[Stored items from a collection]
══════
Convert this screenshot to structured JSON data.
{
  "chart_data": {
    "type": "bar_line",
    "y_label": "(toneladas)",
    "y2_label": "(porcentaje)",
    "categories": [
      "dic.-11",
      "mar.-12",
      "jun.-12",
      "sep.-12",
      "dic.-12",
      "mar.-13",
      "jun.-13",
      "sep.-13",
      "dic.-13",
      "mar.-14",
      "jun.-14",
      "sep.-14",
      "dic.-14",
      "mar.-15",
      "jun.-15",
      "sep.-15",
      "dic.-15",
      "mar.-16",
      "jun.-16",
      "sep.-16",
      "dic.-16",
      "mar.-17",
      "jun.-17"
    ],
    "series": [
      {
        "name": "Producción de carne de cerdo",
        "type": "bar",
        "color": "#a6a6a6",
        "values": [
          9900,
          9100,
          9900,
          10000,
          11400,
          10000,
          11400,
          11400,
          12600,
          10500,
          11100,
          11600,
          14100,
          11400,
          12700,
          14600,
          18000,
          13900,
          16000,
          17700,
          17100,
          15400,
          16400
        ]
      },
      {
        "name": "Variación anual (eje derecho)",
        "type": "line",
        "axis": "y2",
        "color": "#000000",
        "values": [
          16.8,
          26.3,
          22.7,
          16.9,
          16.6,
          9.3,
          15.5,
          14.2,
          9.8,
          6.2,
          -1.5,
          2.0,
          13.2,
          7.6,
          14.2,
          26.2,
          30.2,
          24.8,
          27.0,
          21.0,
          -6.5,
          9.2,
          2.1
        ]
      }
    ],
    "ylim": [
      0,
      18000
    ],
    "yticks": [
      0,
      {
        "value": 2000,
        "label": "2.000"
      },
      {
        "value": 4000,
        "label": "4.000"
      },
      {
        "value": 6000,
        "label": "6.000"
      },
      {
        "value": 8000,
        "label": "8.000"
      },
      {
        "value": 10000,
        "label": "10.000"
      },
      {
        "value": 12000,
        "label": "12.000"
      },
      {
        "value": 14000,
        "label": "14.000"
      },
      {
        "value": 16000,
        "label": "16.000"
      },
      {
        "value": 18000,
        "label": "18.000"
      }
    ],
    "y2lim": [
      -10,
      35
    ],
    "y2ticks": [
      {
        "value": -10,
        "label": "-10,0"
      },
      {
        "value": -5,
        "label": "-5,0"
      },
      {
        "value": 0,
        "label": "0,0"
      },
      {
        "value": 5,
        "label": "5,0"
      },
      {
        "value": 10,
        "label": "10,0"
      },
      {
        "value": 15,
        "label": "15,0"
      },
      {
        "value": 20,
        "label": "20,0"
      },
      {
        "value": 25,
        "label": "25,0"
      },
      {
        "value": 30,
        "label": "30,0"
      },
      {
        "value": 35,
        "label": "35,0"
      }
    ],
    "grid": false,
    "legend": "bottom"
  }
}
══════
— Problem to solve —
Quote each line above in full, word for word.

— Task result —
Convert this screenshot to structured JSON data.
{
  "chart_data": {
    "type": "bar_line",
    "y_label": "(toneladas)",
    "y2_label": "(porcentaje)",
    "categories": [
      "dic.-11",
      "mar.-12",
      "jun.-12",
      "sep.-12",
      "dic.-12",
      "mar.-13",
      "jun.-13",
      "sep.-13",
      "dic.-13",
      "mar.-14",
      "jun.-14",
      "sep.-14",
      "dic.-14",
      "mar.-15",
      "jun.-15",
      "sep.-15",
      "dic.-15",
      "mar.-16",
      "jun.-16",
      "sep.-16",
      "dic.-16",
      "mar.-17",
      "jun.-17"
    ],
    "series": [
      {
        "name": "Producción de carne de cerdo",
        "type": "bar",
        "color": "#a6a6a6",
        "values": [
          9900,
          9100,
          9900,
          10000,
          11400,
          10000,
          11400,
          11400,
          12600,
          10500,
          11100,
          11600,
          14100,
          11400,
          12700,
          14600,
          18000,
          13900,
          16000,
          17700,
          17100,
          15400,
          16400
        ]
      },
      {
        "name": "Variación anual (eje derecho)",
        "type": "line",
        "axis": "y2",
        "color": "#000000",
        "values": [
          16.8,
          26.3,
          22.7,
          16.9,
          16.6,
          9.3,
          15.5,
          14.2,
          9.8,
          6.2,
          -1.5,
          2.0,
          13.2,
          7.6,
          14.2,
          26.2,
          30.2,
          24.8,
          27.0,
          21.0,
          -6.5,
          9.2,
          2.1
        ]
      }
    ],
    "ylim": [
      0,
      18000
    ],
    "yticks": [
      0,
      {
        "value": 2000,
        "label": "2.000"
      },
      {
        "value": 4000,
        "label": "4.000"
      },
      {
        "value": 6000,
        "label": "6.000"
      },
      {
        "value": 8000,
        "label": "8.000"
      },
      {
        "value": 10000,
        "label": "10.000"
      },
      {
        "value": 12000,
        "label": "12.000"
      },
      {
        "value": 14000,
        "label": "14.000"
      },
      {
        "value": 16000,
        "label": "16.000"
      },
      {
        "value": 18000,
        "label": "18.000"
      }
    ],
    "y2lim": [
      -10,
      35
    ],
    "y2ticks": [
      {
        "value": -10,
        "label": "-10,0"
      },
      {
        "value": -5,
        "label": "-5,0"
      },
      {
        "value": 0,
        "label": "0,0"
      },
      {
        "value": 5,
        "label": "5,0"
      },
      {
        "value": 10,
        "label": "10,0"
      },
      {
        "value": 15,
        "label": "15,0"
      },
      {
        "value": 20,
        "label": "20,0"
      },
      {
        "value": 25,
        "label": "25,0"
      },
      {
        "value": 30,
        "label": "30,0"
      },
      {
        "value": 35,
        "label": "35,0"
      }
    ],
    "grid": false,
    "legend": "bottom"
  }
}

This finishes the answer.